**** Data provided ****
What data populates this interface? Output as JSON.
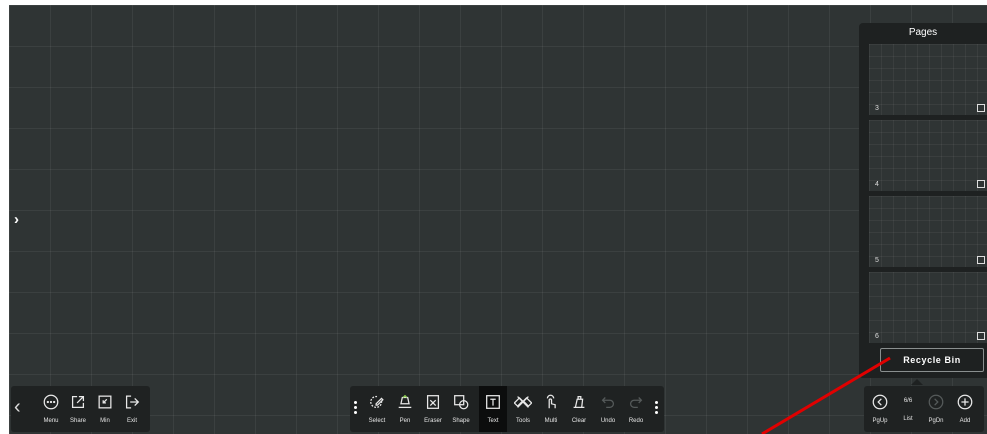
{
  "left_toolbar": {
    "collapse_arrow": "‹",
    "items": [
      {
        "label": "Menu",
        "icon": "menu-icon"
      },
      {
        "label": "Share",
        "icon": "share-icon"
      },
      {
        "label": "Min",
        "icon": "minimize-icon"
      },
      {
        "label": "Exit",
        "icon": "exit-icon"
      }
    ]
  },
  "main_toolbar": {
    "items": [
      {
        "label": "Select",
        "icon": "select-icon"
      },
      {
        "label": "Pen",
        "icon": "pen-icon"
      },
      {
        "label": "Eraser",
        "icon": "eraser-icon"
      },
      {
        "label": "Shape",
        "icon": "shape-icon"
      },
      {
        "label": "Text",
        "icon": "text-icon",
        "active": true
      },
      {
        "label": "Tools",
        "icon": "tools-icon"
      },
      {
        "label": "Multi",
        "icon": "multi-touch-icon"
      },
      {
        "label": "Clear",
        "icon": "clear-icon"
      },
      {
        "label": "Undo",
        "icon": "undo-icon",
        "disabled": true
      },
      {
        "label": "Redo",
        "icon": "redo-icon",
        "disabled": true
      }
    ]
  },
  "pages_panel": {
    "title": "Pages",
    "thumbnails": [
      {
        "number": "3"
      },
      {
        "number": "4"
      },
      {
        "number": "5"
      },
      {
        "number": "6"
      }
    ],
    "recycle_bin_label": "Recycle Bin"
  },
  "page_nav": {
    "page_counter": "6/6",
    "items": [
      {
        "label": "PgUp",
        "icon": "chevron-left-circle-icon"
      },
      {
        "label": "List",
        "icon": "page-list-icon"
      },
      {
        "label": "PgDn",
        "icon": "chevron-right-circle-icon",
        "disabled": true
      },
      {
        "label": "Add",
        "icon": "plus-circle-icon"
      }
    ]
  },
  "colors": {
    "board": "#2f3434",
    "toolbar": "#1f2222",
    "annotation_arrow": "#e00000"
  }
}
****
**Your instructions**
Return each line of the data that contains the string "circle".

**Answer to the exercise**
        "icon": "chevron-left-circle-icon"
        "icon": "chevron-right-circle-icon",
        "icon": "plus-circle-icon"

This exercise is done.